◆ Exercise ◆
Reproduce each line exactly. Skip none.

[START]

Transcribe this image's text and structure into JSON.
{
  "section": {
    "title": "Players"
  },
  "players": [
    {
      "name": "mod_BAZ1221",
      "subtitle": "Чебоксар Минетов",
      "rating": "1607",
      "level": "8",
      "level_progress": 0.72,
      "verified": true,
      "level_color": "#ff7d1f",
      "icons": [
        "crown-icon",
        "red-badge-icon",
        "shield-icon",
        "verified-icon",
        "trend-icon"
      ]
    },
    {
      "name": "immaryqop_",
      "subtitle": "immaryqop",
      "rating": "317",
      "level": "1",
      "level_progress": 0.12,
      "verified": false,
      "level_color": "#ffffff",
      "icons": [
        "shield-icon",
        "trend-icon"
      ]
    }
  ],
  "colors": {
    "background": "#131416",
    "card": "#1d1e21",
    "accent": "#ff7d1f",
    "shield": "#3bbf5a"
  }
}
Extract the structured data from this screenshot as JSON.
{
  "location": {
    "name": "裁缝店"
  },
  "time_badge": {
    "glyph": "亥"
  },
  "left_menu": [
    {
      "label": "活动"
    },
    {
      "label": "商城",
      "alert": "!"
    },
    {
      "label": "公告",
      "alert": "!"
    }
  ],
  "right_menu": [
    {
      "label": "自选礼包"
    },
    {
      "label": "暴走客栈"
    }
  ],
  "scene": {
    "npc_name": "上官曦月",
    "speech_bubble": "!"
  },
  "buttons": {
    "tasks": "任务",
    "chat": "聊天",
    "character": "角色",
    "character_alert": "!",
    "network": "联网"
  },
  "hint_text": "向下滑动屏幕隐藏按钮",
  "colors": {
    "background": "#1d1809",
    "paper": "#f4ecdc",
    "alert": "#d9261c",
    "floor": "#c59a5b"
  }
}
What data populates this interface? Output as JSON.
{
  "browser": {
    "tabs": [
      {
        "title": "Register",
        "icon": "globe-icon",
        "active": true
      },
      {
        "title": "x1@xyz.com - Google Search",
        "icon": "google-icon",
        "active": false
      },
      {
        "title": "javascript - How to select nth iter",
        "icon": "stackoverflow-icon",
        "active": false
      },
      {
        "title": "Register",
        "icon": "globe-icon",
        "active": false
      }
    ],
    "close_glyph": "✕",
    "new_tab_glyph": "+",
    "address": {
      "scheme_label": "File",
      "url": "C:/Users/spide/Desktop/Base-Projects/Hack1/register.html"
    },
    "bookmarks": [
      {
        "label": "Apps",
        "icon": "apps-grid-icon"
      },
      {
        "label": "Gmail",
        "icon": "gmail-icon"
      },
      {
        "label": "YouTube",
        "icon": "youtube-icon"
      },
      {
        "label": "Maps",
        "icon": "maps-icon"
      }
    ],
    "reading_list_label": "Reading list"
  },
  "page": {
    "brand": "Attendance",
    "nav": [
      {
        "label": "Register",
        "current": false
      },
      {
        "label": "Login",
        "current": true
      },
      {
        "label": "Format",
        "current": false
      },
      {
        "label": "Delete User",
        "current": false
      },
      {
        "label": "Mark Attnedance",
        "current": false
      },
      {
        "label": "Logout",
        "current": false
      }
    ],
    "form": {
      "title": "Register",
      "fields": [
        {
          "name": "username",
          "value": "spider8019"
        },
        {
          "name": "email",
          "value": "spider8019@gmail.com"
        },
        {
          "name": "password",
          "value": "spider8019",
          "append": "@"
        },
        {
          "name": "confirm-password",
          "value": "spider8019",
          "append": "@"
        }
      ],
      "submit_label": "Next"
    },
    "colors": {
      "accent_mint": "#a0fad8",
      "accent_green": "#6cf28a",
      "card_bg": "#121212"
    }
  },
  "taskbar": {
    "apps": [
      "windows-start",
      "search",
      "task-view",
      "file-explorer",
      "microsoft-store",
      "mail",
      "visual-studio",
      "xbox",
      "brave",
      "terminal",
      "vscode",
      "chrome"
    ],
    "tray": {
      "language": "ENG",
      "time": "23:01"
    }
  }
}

[END]

◆ Written reply ◆
Transcribe this image's text and structure into JSON.
{
  "section": {
    "title": "Players"
  },
  "players": [
    {
      "name": "mod_BAZ1221",
      "subtitle": "Чебоксар Минетов",
      "rating": "1607",
      "level": "8",
      "level_progress": 0.72,
      "verified": true,
      "level_color": "#ff7d1f",
      "icons": [
        "crown-icon",
        "red-badge-icon",
        "shield-icon",
        "verified-icon",
        "trend-icon"
      ]
    },
    {
      "name": "immaryqop_",
      "subtitle": "immaryqop",
      "rating": "317",
      "level": "1",
      "level_progress": 0.12,
      "verified": false,
      "level_color": "#ffffff",
      "icons": [
        "shield-icon",
        "trend-icon"
      ]
    }
  ],
  "colors": {
    "background": "#131416",
    "card": "#1d1e21",
    "accent": "#ff7d1f",
    "shield": "#3bbf5a"
  }
}
Extract the structured data from this screenshot as JSON.
{
  "location": {
    "name": "裁缝店"
  },
  "time_badge": {
    "glyph": "亥"
  },
  "left_menu": [
    {
      "label": "活动"
    },
    {
      "label": "商城",
      "alert": "!"
    },
    {
      "label": "公告",
      "alert": "!"
    }
  ],
  "right_menu": [
    {
      "label": "自选礼包"
    },
    {
      "label": "暴走客栈"
    }
  ],
  "scene": {
    "npc_name": "上官曦月",
    "speech_bubble": "!"
  },
  "buttons": {
    "tasks": "任务",
    "chat": "聊天",
    "character": "角色",
    "character_alert": "!",
    "network": "联网"
  },
  "hint_text": "向下滑动屏幕隐藏按钮",
  "colors": {
    "background": "#1d1809",
    "paper": "#f4ecdc",
    "alert": "#d9261c",
    "floor": "#c59a5b"
  }
}
What data populates this interface? Output as JSON.
{
  "browser": {
    "tabs": [
      {
        "title": "Register",
        "icon": "globe-icon",
        "active": true
      },
      {
        "title": "x1@xyz.com - Google Search",
        "icon": "google-icon",
        "active": false
      },
      {
        "title": "javascript - How to select nth iter",
        "icon": "stackoverflow-icon",
        "active": false
      },
      {
        "title": "Register",
        "icon": "globe-icon",
        "active": false
      }
    ],
    "close_glyph": "✕",
    "new_tab_glyph": "+",
    "address": {
      "scheme_label": "File",
      "url": "C:/Users/spide/Desktop/Base-Projects/Hack1/register.html"
    },
    "bookmarks": [
      {
        "label": "Apps",
        "icon": "apps-grid-icon"
      },
      {
        "label": "Gmail",
        "icon": "gmail-icon"
      },
      {
        "label": "YouTube",
        "icon": "youtube-icon"
      },
      {
        "label": "Maps",
        "icon": "maps-icon"
      }
    ],
    "reading_list_label": "Reading list"
  },
  "page": {
    "brand": "Attendance",
    "nav": [
      {
        "label": "Register",
        "current": false
      },
      {
        "label": "Login",
        "current": true
      },
      {
        "label": "Format",
        "current": false
      },
      {
        "label": "Delete User",
        "current": false
      },
      {
        "label": "Mark Attnedance",
        "current": false
      },
      {
        "label": "Logout",
        "current": false
      }
    ],
    "form": {
      "title": "Register",
      "fields": [
        {
          "name": "username",
          "value": "spider8019"
        },
        {
          "name": "email",
          "value": "spider8019@gmail.com"
        },
        {
          "name": "password",
          "value": "spider8019",
          "append": "@"
        },
        {
          "name": "confirm-password",
          "value": "spider8019",
          "append": "@"
        }
      ],
      "submit_label": "Next"
    },
    "colors": {
      "accent_mint": "#a0fad8",
      "accent_green": "#6cf28a",
      "card_bg": "#121212"
    }
  },
  "taskbar": {
    "apps": [
      "windows-start",
      "search",
      "task-view",
      "file-explorer",
      "microsoft-store",
      "mail",
      "visual-studio",
      "xbox",
      "brave",
      "terminal",
      "vscode",
      "chrome"
    ],
    "tray": {
      "language": "ENG",
      "time": "23:01"
    }
  }
}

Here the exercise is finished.